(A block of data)
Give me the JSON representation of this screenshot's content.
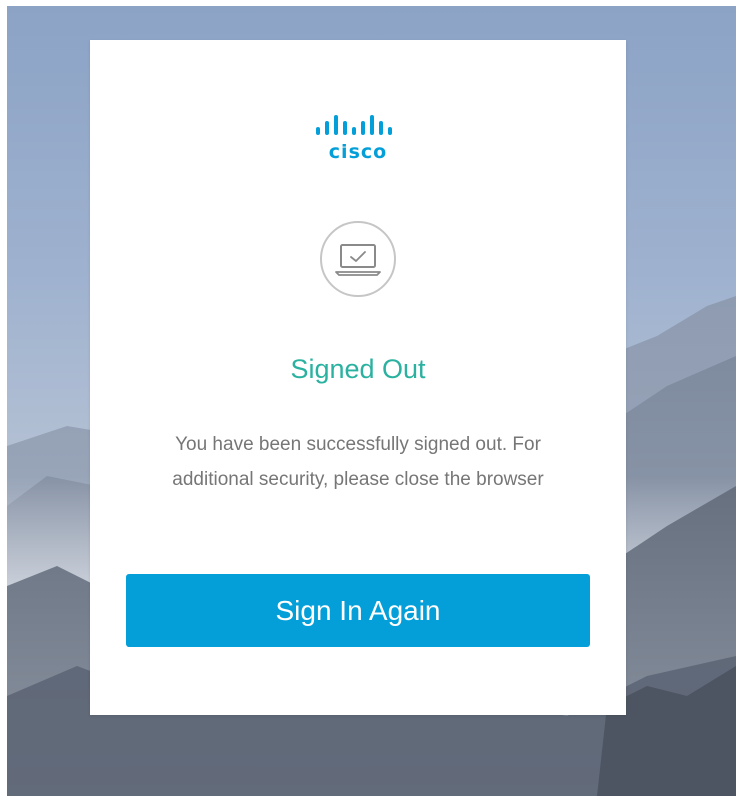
{
  "brand": {
    "name": "cisco",
    "logo_icon": "cisco-bridge-bars",
    "color": "#049fd9"
  },
  "status_icon": "laptop-check-icon",
  "title": "Signed Out",
  "message": "You have been successfully signed out. For additional security, please close the browser",
  "primary_action": {
    "label": "Sign In Again",
    "color": "#049fd9"
  },
  "colors": {
    "title": "#2bb1a0",
    "body_text": "#767676",
    "card": "#ffffff",
    "sky": "#8fa6c8"
  }
}
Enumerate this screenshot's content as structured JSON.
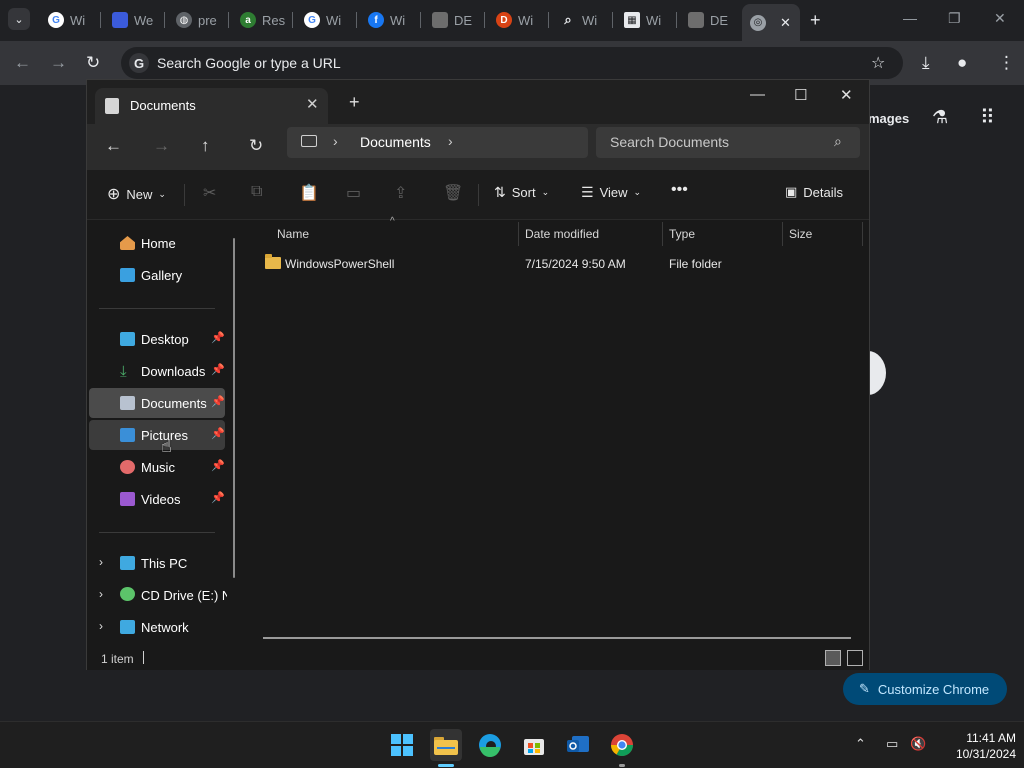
{
  "chrome": {
    "tabs": [
      {
        "label": "Wi",
        "icon": "google-icon",
        "color": "#4285f4"
      },
      {
        "label": "We",
        "icon": "site-icon",
        "color": "#3b5bdb"
      },
      {
        "label": "pre",
        "icon": "globe-icon",
        "color": "#9aa0a6"
      },
      {
        "label": "Res",
        "icon": "site-icon",
        "color": "#2e7d32"
      },
      {
        "label": "Wi",
        "icon": "google-icon",
        "color": "#4285f4"
      },
      {
        "label": "Wi",
        "icon": "facebook-icon",
        "color": "#1877f2"
      },
      {
        "label": "DE",
        "icon": "site-icon",
        "color": "#6d6d6d"
      },
      {
        "label": "Wi",
        "icon": "site-icon",
        "color": "#d84315"
      },
      {
        "label": "Wi",
        "icon": "search-icon",
        "color": "#9aa0a6"
      },
      {
        "label": "Wi",
        "icon": "site-icon",
        "color": "#9aa0a6"
      },
      {
        "label": "DE",
        "icon": "site-icon",
        "color": "#6d6d6d"
      },
      {
        "label": "",
        "icon": "chrome-icon",
        "color": "#9aa0a6"
      }
    ],
    "omnibox_placeholder": "Search Google or type a URL",
    "ntp_images_label": "mages",
    "customize_label": "Customize Chrome"
  },
  "explorer": {
    "tab_title": "Documents",
    "address": {
      "location": "Documents"
    },
    "search_placeholder": "Search Documents",
    "commands": {
      "new": "New",
      "sort": "Sort",
      "view": "View",
      "details": "Details"
    },
    "nav": {
      "home": "Home",
      "gallery": "Gallery",
      "desktop": "Desktop",
      "downloads": "Downloads",
      "documents": "Documents",
      "pictures": "Pictures",
      "music": "Music",
      "videos": "Videos",
      "this_pc": "This PC",
      "cd_drive": "CD Drive (E:) NC",
      "network": "Network"
    },
    "columns": {
      "name": "Name",
      "date": "Date modified",
      "type": "Type",
      "size": "Size"
    },
    "files": [
      {
        "name": "WindowsPowerShell",
        "date": "7/15/2024 9:50 AM",
        "type": "File folder",
        "size": ""
      }
    ],
    "status": "1 item"
  },
  "taskbar": {
    "time": "11:41 AM",
    "date": "10/31/2024"
  }
}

## Exercise aim
Show every line where the string "Documents" appears.

## Solution to this task
    "tab_title": "Documents",
      "location": "Documents"
    "search_placeholder": "Search Documents",
      "documents": "Documents",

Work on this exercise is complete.